### Task to complete
Pick out every line holding the string "partial" and copy it.

### Listing
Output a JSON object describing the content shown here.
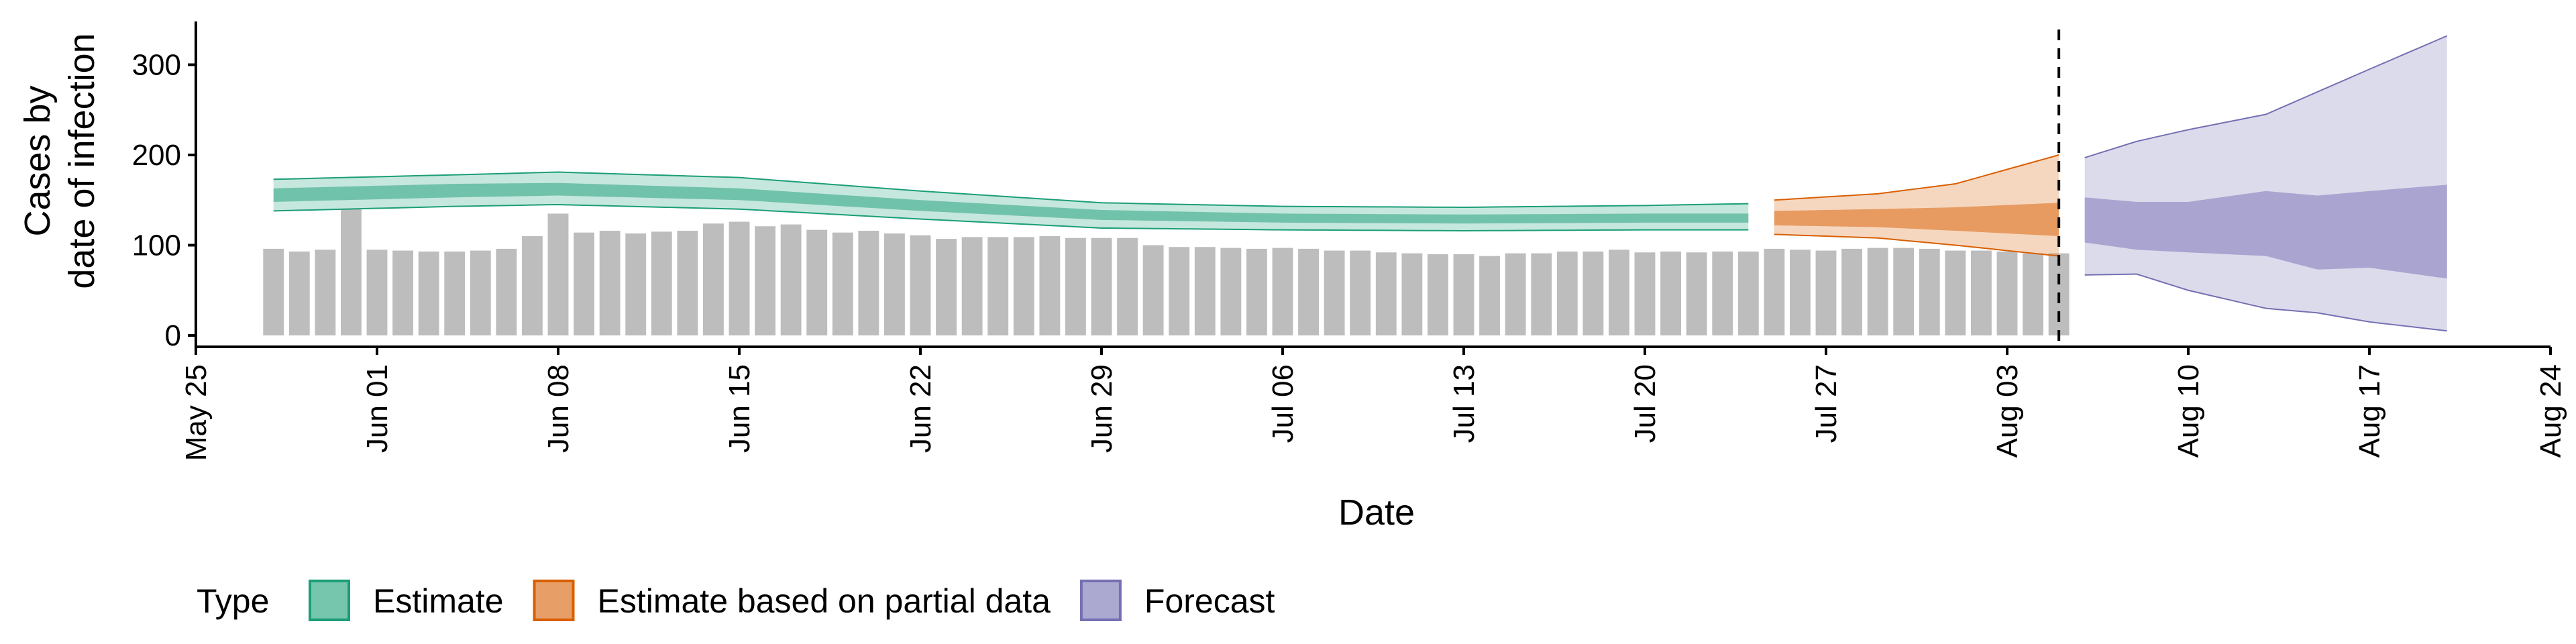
{
  "chart_data": {
    "type": "bar",
    "xlabel": "Date",
    "ylabel": [
      "Cases by",
      "date of infection"
    ],
    "xlim": [
      "2020-05-25",
      "2020-08-24"
    ],
    "ylim": [
      0,
      350
    ],
    "y_ticks": [
      0,
      100,
      200,
      300
    ],
    "x_ticks": [
      "2020-05-25",
      "2020-06-01",
      "2020-06-08",
      "2020-06-15",
      "2020-06-22",
      "2020-06-29",
      "2020-07-06",
      "2020-07-13",
      "2020-07-20",
      "2020-07-27",
      "2020-08-03",
      "2020-08-10",
      "2020-08-17",
      "2020-08-24"
    ],
    "x_tick_labels": [
      "May 25",
      "Jun 01",
      "Jun 08",
      "Jun 15",
      "Jun 22",
      "Jun 29",
      "Jul 06",
      "Jul 13",
      "Jul 20",
      "Jul 27",
      "Aug 03",
      "Aug 10",
      "Aug 17",
      "Aug 24"
    ],
    "grid": false,
    "legend_position": "bottom",
    "reference_line": {
      "date": "2020-08-05",
      "style": "dashed"
    },
    "bars": {
      "start_date": "2020-05-28",
      "color": "#bdbdbd",
      "values": [
        96,
        93,
        95,
        140,
        95,
        94,
        93,
        93,
        94,
        96,
        110,
        135,
        114,
        116,
        113,
        115,
        116,
        124,
        126,
        121,
        123,
        117,
        114,
        116,
        113,
        111,
        107,
        109,
        109,
        109,
        110,
        108,
        108,
        108,
        100,
        98,
        98,
        97,
        96,
        97,
        96,
        94,
        94,
        92,
        91,
        90,
        90,
        88,
        91,
        91,
        93,
        93,
        95,
        92,
        93,
        92,
        93,
        93,
        96,
        95,
        94,
        96,
        97,
        97,
        96,
        94,
        94,
        93,
        91,
        91
      ]
    },
    "series": [
      {
        "name": "Estimate",
        "color": "#1b9e77",
        "start_date": "2020-05-28",
        "end_date": "2020-07-24",
        "keypoints": [
          {
            "date": "2020-05-28",
            "median": 155,
            "lower_50": 148,
            "upper_50": 163,
            "lower_90": 138,
            "upper_90": 173
          },
          {
            "date": "2020-06-04",
            "median": 160,
            "lower_50": 153,
            "upper_50": 168,
            "lower_90": 143,
            "upper_90": 178
          },
          {
            "date": "2020-06-08",
            "median": 162,
            "lower_50": 155,
            "upper_50": 169,
            "lower_90": 145,
            "upper_90": 181
          },
          {
            "date": "2020-06-15",
            "median": 156,
            "lower_50": 150,
            "upper_50": 163,
            "lower_90": 140,
            "upper_90": 175
          },
          {
            "date": "2020-06-22",
            "median": 144,
            "lower_50": 138,
            "upper_50": 150,
            "lower_90": 129,
            "upper_90": 160
          },
          {
            "date": "2020-06-29",
            "median": 133,
            "lower_50": 128,
            "upper_50": 139,
            "lower_90": 119,
            "upper_90": 147
          },
          {
            "date": "2020-07-06",
            "median": 130,
            "lower_50": 125,
            "upper_50": 135,
            "lower_90": 117,
            "upper_90": 143
          },
          {
            "date": "2020-07-13",
            "median": 129,
            "lower_50": 124,
            "upper_50": 134,
            "lower_90": 116,
            "upper_90": 142
          },
          {
            "date": "2020-07-20",
            "median": 130,
            "lower_50": 125,
            "upper_50": 135,
            "lower_90": 117,
            "upper_90": 144
          },
          {
            "date": "2020-07-24",
            "median": 130,
            "lower_50": 125,
            "upper_50": 135,
            "lower_90": 117,
            "upper_90": 146
          }
        ]
      },
      {
        "name": "Estimate based on partial data",
        "color": "#d95f02",
        "start_date": "2020-07-25",
        "end_date": "2020-08-05",
        "keypoints": [
          {
            "date": "2020-07-25",
            "median": 130,
            "lower_50": 122,
            "upper_50": 138,
            "lower_90": 112,
            "upper_90": 150
          },
          {
            "date": "2020-07-29",
            "median": 130,
            "lower_50": 120,
            "upper_50": 140,
            "lower_90": 108,
            "upper_90": 157
          },
          {
            "date": "2020-08-01",
            "median": 130,
            "lower_50": 116,
            "upper_50": 142,
            "lower_90": 100,
            "upper_90": 168
          },
          {
            "date": "2020-08-05",
            "median": 128,
            "lower_50": 110,
            "upper_50": 147,
            "lower_90": 88,
            "upper_90": 200
          }
        ]
      },
      {
        "name": "Forecast",
        "color": "#7570b3",
        "start_date": "2020-08-06",
        "end_date": "2020-08-20",
        "keypoints": [
          {
            "date": "2020-08-06",
            "median": 128,
            "lower_50": 103,
            "upper_50": 153,
            "lower_90": 67,
            "upper_90": 197
          },
          {
            "date": "2020-08-08",
            "median": 120,
            "lower_50": 95,
            "upper_50": 148,
            "lower_90": 68,
            "upper_90": 215
          },
          {
            "date": "2020-08-10",
            "median": 118,
            "lower_50": 92,
            "upper_50": 148,
            "lower_90": 50,
            "upper_90": 228
          },
          {
            "date": "2020-08-13",
            "median": 120,
            "lower_50": 88,
            "upper_50": 160,
            "lower_90": 30,
            "upper_90": 245
          },
          {
            "date": "2020-08-15",
            "median": 118,
            "lower_50": 73,
            "upper_50": 155,
            "lower_90": 25,
            "upper_90": 270
          },
          {
            "date": "2020-08-17",
            "median": 118,
            "lower_50": 75,
            "upper_50": 160,
            "lower_90": 15,
            "upper_90": 295
          },
          {
            "date": "2020-08-20",
            "median": 118,
            "lower_50": 63,
            "upper_50": 167,
            "lower_90": 5,
            "upper_90": 332
          }
        ]
      }
    ],
    "legend": {
      "title": "Type",
      "items": [
        "Estimate",
        "Estimate based on partial data",
        "Forecast"
      ]
    }
  }
}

### Exercise response
        "name": "Estimate based on partial data",
        "Estimate based on partial data",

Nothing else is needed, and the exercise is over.